— START PASSAGE TO READ —

And sometimes, if the student is a good sport and I catch them gazing at their phone/iPod afterwards, I’ll tease them a bit with something like,

“It’s tough isn’t it? Has this been the longest you’ve gone without it for a while? Remember, we’re here for you.”

This gets the class laughing but also reminds the other ‘would-be-addicts’ to think twice before whipping their phones/iPods out when they shouldn’t.

Again, this method is fun, it embraces 21st century technology, it teaches students to be respectful, and it teaches them how to manage their time and attention productively … something so important in this information age with its endless distractions.

Please feel free to leave comments and/or ask questions!

Talk To Your Students, Not At Them

Monday, June 15th, 2009

One of the best tips I received early on in my teaching career was to talk to my students as if they were adults, not at them as if they belonged to a different human sub-species. Here are some reasons why you should consider talking to your students instead of at them as well:

1. The most obvious reason: You talk to your friends, colleagues, and adult strangers. You don’t talk at them. Why would it be any different with your students? Are they members of a different human sub-species?

2. You reduce the chance of being viewed as a hypocrite. If how you talk to people depends on their station in life relative to your own (i.e. inferior, equal, superior), how can you ever hope to become an “integrated” person?  On the other hand, if you talk to everyone the same – whether they are friends, students, and/or colleagues – you increase your integrity (from “integrated”) and reduce the risk of being perceived as a hypocrite (from Greek hypokritēs which means actor).

3. When you talk to someone you’re indicating respect. When you talk at someone you’re broadcasting your own arrogance. Respectful people are liked. Arrogant people are not. In fact, I’m willing to bet most of those teachers who say, “My students just don’t respect me,” talk at their students.

— END PASSAGE TO READ —

### [REQUIRED WORK]
1. Reproduce the stretch of the passage on teaching from "Please feel free" through "different human sub-species?".
2. Answer these about the passage on teaching:
(a) What date appears under the heading "Talk To Your Students, Not At Them"?
(b) What does the Greek word hypokritēs mean, according to the passage?
(c) What does the passage say you broadcast when you talk at someone?
The records play no part in any of this.

— START DATASET CONTENT —

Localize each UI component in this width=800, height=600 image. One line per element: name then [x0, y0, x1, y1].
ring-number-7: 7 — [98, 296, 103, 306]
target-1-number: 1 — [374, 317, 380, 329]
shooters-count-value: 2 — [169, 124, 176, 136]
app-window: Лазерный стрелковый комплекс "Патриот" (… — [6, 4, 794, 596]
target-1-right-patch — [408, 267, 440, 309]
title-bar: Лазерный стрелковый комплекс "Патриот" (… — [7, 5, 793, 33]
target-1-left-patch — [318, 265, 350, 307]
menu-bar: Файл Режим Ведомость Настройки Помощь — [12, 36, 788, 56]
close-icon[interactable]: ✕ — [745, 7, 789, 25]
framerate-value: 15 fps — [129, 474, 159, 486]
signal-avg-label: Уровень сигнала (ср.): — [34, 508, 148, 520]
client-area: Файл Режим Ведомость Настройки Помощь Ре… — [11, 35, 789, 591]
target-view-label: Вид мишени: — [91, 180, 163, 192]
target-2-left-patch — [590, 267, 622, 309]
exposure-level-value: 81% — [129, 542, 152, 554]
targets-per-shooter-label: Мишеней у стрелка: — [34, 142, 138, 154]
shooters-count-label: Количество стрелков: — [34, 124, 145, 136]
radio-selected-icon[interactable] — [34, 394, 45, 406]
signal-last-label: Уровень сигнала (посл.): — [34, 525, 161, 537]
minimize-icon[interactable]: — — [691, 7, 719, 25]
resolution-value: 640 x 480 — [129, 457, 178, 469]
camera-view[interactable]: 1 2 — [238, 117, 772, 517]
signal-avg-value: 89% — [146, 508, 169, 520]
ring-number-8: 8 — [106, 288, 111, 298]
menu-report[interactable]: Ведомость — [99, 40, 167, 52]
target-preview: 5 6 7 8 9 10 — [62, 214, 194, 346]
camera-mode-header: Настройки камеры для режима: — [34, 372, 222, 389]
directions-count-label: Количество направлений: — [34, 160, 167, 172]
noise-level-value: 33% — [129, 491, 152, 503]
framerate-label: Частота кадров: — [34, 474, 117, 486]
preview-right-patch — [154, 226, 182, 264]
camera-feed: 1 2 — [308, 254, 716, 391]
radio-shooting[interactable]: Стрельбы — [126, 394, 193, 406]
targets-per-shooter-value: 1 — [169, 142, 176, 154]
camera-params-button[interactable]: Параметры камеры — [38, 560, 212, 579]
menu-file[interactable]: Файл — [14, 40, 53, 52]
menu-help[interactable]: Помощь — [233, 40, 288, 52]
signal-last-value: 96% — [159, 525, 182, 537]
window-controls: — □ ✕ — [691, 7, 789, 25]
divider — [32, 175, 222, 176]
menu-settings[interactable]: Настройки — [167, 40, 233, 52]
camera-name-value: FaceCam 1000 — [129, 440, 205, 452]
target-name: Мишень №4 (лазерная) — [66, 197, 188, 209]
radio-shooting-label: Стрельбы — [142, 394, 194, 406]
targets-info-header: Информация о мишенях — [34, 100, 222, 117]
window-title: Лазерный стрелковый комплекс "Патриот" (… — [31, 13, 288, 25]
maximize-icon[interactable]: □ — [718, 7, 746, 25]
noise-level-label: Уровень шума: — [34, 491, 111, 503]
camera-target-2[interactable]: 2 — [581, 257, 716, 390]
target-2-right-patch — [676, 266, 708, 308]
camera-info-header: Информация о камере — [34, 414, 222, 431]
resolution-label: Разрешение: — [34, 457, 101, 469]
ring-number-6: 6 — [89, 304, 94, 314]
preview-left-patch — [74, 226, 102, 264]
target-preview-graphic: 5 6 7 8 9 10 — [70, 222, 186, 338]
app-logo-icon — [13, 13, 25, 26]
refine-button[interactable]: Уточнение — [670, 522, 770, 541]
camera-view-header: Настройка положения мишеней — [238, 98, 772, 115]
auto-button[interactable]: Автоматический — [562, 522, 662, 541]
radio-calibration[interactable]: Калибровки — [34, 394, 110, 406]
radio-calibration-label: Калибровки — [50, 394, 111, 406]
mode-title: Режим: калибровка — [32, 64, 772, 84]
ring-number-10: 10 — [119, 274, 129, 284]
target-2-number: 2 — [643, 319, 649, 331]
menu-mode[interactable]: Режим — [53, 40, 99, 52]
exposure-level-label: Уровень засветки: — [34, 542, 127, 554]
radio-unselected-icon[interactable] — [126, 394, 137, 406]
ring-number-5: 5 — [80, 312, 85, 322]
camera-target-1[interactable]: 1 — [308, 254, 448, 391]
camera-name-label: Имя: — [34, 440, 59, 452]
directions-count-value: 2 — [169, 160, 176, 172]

— END DATASET CONTENT —

### [PER-TASK ANSWERS]
1.
Please feel free to leave comments and/or ask questions!

Talk To Your Students, Not At Them

Monday, June 15th, 2009

One of the best tips I received early on in my teaching career was to talk to my students as if they were adults, not at them as if they belonged to a different human sub-species. Here are some reasons why you should consider talking to your students instead of at them as well:

1. The most obvious reason: You talk to your friends, colleagues, and adult strangers. You don’t talk at them. Why would it be any different with your students? Are they members of a different human sub-species?

2.
(a) Monday, June 15th, 2009
(b) Actor
(c) Your own arrogance